■ Вопросы для ответа
**a)** Объясните, опираясь на текст страницы, почему при осмотре флягу пришлось рассечь.
**b)** Верните без изменений фрагмент текста страницы, начиная со слов «При открытии фляги» и заканчивая словами «и содержимое извлечено.».
**c)** Ответьте на вопросы по тексту страницы.
(i) Какого числа Шломо Драгон обнаружил схрон Градовского?
(ii) Кому Драгон передал свою находку?
(iii) Какова длина фляги согласно протоколу?

■ Текст страницы

-------

Им был Шломо Драгон, бывший узник Аушвица и товарищ Градовского по «зондеркоммандо». 18 января 1945 года, во время массовой эвакуации лагеря («марша смерти») ему удалось уцелеть, бежав из колонны в районе Пшины. В конце января он вернулся в Польшу – сначала в свой родной Журомин под Варшавой, а оттуда – в свой бывший концлагерь, где он находился все время, пока там работала советская ЧГК. 5 марта 1945 года, во время раскопок – в точности там, где их предвидел Градовский! – в одной из ям с пеплом возле крематория IV в Биркенау он и обнаружил схрон Градовского[332].

Раскопки велись в присутствии представителей ЧГК полковника[333] Попова и эксперта по уголовным делам Н. Герасимова. Попову Ш. Драгон и передал свою находку[334] – обернутую резиной алюминиевую немецкую полевую фляжку с широким горлом (по-польски «менажку»). Передача и осмотр фляги были запротоколированы. Протокол же гласит:

«При осмотре установлено:

Фляга алюминиевая широкогорлая, немецкого образца, длиной 18 см, шириной 10 см. Горлышко в диаметре 5 см. Фляга закрыта алюминиевой завинчивающейся крышкой, внутри которой имеется резиновая прокладка. На одном боку фляга имеет вмятину и небольшое отверстие, через которое во фляге виден сверток бумаги.

При открытии фляги через горлышко извлечь содержимое не представилось возможным. С целью извлечения содержимого фляга была рассечена и содержимое извлечено.

-------

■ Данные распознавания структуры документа
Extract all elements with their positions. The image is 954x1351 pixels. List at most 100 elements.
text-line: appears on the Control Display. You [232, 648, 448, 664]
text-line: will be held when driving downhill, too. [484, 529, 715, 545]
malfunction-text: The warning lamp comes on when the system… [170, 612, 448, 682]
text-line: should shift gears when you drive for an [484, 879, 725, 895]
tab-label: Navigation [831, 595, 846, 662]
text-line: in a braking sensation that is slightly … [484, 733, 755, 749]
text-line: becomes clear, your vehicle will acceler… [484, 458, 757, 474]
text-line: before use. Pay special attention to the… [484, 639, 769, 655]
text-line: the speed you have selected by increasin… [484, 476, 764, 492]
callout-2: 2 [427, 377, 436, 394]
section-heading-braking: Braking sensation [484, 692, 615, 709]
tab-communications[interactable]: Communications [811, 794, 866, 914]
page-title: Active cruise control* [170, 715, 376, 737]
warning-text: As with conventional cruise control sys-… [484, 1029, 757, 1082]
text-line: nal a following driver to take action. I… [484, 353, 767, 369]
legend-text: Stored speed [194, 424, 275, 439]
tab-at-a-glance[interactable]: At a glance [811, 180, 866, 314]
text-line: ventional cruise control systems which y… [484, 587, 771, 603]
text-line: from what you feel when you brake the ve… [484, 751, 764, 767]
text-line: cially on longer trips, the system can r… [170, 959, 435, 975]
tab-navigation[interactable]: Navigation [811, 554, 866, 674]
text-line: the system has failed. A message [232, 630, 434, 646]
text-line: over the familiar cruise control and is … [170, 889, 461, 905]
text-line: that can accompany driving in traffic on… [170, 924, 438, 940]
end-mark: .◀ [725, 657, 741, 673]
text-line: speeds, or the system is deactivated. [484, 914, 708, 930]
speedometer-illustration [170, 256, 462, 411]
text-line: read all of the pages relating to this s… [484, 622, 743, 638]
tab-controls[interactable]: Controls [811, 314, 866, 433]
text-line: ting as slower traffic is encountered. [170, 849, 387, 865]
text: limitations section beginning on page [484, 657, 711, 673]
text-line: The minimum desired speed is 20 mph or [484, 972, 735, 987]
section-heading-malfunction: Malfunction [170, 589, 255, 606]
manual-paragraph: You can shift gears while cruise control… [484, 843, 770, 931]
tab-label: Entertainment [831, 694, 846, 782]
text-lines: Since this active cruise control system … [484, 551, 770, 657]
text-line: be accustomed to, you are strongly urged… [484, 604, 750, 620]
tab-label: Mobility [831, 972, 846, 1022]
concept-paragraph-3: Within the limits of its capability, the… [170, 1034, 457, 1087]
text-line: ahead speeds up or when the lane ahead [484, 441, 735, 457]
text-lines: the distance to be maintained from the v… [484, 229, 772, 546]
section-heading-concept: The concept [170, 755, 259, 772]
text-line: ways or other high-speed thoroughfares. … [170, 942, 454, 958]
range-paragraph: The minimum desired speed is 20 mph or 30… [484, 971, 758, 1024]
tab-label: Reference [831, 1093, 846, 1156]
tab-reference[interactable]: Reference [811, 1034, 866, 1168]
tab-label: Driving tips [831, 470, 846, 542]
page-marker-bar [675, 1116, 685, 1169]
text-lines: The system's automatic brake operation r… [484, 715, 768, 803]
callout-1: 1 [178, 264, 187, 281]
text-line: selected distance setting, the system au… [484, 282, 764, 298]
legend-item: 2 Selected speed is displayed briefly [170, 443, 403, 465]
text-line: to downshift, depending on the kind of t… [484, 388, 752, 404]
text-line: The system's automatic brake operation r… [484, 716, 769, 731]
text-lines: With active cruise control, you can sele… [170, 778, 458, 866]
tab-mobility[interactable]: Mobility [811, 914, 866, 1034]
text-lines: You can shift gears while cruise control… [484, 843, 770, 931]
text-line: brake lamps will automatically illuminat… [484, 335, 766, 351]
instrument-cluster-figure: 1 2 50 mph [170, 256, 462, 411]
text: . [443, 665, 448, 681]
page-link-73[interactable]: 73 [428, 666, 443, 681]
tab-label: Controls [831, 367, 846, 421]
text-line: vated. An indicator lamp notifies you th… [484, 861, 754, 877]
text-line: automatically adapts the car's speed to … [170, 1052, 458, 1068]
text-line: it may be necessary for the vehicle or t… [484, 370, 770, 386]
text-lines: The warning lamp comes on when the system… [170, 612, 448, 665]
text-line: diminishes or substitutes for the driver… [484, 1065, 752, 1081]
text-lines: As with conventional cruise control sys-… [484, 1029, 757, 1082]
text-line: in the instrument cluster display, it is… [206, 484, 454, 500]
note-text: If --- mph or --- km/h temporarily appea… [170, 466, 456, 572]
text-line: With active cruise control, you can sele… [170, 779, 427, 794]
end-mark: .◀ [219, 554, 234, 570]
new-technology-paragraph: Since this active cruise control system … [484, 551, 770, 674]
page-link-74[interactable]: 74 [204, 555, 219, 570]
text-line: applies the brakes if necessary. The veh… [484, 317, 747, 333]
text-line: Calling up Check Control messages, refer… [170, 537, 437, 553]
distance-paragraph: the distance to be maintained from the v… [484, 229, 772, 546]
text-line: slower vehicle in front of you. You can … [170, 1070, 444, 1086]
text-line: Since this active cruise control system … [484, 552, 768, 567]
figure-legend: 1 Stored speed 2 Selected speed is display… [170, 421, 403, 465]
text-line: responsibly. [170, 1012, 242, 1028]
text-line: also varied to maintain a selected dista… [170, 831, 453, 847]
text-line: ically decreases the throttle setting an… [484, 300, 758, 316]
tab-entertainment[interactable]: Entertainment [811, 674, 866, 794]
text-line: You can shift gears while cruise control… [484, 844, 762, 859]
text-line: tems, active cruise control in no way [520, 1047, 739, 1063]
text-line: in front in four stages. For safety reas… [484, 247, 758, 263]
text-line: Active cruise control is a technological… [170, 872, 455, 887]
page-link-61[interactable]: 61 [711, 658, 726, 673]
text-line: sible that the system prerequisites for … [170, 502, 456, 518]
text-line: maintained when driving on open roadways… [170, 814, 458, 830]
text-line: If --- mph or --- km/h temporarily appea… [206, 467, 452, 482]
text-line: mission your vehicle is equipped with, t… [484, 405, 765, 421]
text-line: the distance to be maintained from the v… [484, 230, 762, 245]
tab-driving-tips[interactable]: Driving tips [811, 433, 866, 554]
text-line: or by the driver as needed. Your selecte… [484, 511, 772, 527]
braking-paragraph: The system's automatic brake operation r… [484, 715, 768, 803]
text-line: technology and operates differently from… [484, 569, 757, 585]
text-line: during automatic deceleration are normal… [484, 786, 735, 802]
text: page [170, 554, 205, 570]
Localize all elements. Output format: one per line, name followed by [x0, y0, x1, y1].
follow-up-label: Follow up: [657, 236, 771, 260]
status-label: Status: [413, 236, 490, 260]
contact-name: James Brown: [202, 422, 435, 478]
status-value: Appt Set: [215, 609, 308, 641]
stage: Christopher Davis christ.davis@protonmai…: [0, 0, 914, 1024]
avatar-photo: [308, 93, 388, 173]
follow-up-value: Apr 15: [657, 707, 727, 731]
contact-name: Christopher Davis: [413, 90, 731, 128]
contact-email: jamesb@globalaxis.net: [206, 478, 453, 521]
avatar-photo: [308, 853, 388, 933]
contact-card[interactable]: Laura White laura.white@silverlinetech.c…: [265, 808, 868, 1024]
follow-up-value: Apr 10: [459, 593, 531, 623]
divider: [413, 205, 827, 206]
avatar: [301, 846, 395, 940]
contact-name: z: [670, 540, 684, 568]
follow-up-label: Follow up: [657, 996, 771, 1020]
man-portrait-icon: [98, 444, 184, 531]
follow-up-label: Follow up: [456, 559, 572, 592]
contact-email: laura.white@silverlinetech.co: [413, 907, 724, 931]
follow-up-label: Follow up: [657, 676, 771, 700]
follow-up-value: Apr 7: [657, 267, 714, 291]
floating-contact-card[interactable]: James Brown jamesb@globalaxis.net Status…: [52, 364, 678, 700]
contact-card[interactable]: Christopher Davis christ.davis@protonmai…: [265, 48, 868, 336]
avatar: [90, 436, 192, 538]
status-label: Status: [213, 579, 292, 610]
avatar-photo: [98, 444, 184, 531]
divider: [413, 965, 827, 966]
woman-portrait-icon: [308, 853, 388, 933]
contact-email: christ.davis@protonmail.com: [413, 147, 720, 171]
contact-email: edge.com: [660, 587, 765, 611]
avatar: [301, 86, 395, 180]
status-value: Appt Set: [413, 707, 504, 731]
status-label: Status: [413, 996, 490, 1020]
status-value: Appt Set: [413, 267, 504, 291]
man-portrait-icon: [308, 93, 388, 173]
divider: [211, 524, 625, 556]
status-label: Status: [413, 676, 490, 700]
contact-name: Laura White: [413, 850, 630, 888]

-------

■ Ожидаемые результаты
**a)** Содержимое фляги не удалось извлечь через горлышко, поэтому флягу рассекли, чтобы достать его.

**b)**
При открытии фляги через горлышко извлечь содержимое не представилось возможным. С целью извлечения содержимого фляга была рассечена и содержимое извлечено.

**c)**
(i) 5 марта 1945 года.
(ii) Представителю ЧГК полковнику Попову.
(iii) 18 см.